— Materials provided —
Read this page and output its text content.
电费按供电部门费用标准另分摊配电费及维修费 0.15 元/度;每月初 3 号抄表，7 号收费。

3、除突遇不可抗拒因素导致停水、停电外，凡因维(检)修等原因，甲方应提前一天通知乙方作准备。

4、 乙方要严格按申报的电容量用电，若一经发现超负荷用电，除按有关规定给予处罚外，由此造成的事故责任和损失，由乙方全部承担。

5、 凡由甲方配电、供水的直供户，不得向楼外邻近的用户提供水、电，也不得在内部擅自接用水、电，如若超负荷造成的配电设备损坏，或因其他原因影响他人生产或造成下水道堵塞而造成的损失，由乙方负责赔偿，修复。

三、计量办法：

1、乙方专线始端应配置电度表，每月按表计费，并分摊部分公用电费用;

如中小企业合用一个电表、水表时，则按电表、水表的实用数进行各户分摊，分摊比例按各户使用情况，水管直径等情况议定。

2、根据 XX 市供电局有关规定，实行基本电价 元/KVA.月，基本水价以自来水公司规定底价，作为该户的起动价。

— What you will do —
All of the material above needs to be copied exactly.

— Full answer —
Read this page and output its text content.
电费按供电部门费用标准另分摊配电费及维修费 0.15 元/度;每月初 3 号抄表，7 号收费。

3、除突遇不可抗拒因素导致停水、停电外，凡因维(检)修等原因，甲方应提前一天通知乙方作准备。

4、 乙方要严格按申报的电容量用电，若一经发现超负荷用电，除按有关规定给予处罚外，由此造成的事故责任和损失，由乙方全部承担。

5、 凡由甲方配电、供水的直供户，不得向楼外邻近的用户提供水、电，也不得在内部擅自接用水、电，如若超负荷造成的配电设备损坏，或因其他原因影响他人生产或造成下水道堵塞而造成的损失，由乙方负责赔偿，修复。

三、计量办法：

1、乙方专线始端应配置电度表，每月按表计费，并分摊部分公用电费用;

如中小企业合用一个电表、水表时，则按电表、水表的实用数进行各户分摊，分摊比例按各户使用情况，水管直径等情况议定。

2、根据 XX 市供电局有关规定，实行基本电价 元/KVA.月，基本水价以自来水公司规定底价，作为该户的起动价。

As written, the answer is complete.